Stored data
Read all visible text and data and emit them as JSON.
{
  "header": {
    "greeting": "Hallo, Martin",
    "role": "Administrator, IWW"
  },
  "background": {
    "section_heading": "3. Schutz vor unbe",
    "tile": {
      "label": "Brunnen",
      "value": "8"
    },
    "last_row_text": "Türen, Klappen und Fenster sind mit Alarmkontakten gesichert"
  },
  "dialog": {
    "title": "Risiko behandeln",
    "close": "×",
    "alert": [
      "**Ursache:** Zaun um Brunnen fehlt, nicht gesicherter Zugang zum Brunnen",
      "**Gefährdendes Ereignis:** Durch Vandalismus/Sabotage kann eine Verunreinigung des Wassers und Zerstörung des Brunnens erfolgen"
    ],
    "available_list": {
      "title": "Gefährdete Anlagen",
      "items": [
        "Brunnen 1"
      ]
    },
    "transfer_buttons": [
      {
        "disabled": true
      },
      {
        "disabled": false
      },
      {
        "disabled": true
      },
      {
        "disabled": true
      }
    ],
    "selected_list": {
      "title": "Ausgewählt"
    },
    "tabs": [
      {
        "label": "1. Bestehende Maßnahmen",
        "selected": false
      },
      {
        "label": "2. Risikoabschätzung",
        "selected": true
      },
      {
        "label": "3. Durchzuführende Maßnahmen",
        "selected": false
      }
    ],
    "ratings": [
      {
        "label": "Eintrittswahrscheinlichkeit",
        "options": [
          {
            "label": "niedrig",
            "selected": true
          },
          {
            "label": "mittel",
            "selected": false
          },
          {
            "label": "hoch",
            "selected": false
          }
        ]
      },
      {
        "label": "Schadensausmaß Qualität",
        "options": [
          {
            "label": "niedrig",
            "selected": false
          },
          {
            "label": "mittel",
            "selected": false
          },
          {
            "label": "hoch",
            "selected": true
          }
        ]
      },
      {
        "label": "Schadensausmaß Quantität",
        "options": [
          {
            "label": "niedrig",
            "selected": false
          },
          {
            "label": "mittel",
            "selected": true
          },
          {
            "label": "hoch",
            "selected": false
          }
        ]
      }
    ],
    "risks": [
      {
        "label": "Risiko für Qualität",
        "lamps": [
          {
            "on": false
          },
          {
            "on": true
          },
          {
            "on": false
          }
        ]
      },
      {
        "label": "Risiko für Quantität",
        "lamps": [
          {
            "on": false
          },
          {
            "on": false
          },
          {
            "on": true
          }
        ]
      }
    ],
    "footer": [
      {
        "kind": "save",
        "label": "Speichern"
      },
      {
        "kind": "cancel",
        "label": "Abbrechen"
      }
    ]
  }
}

What you will do
Gather every line from the entries above where the word "Schadensausmaß" appears, and copy them.

Output below
        "label": "Schadensausmaß Qualität",
        "label": "Schadensausmaß Quantität",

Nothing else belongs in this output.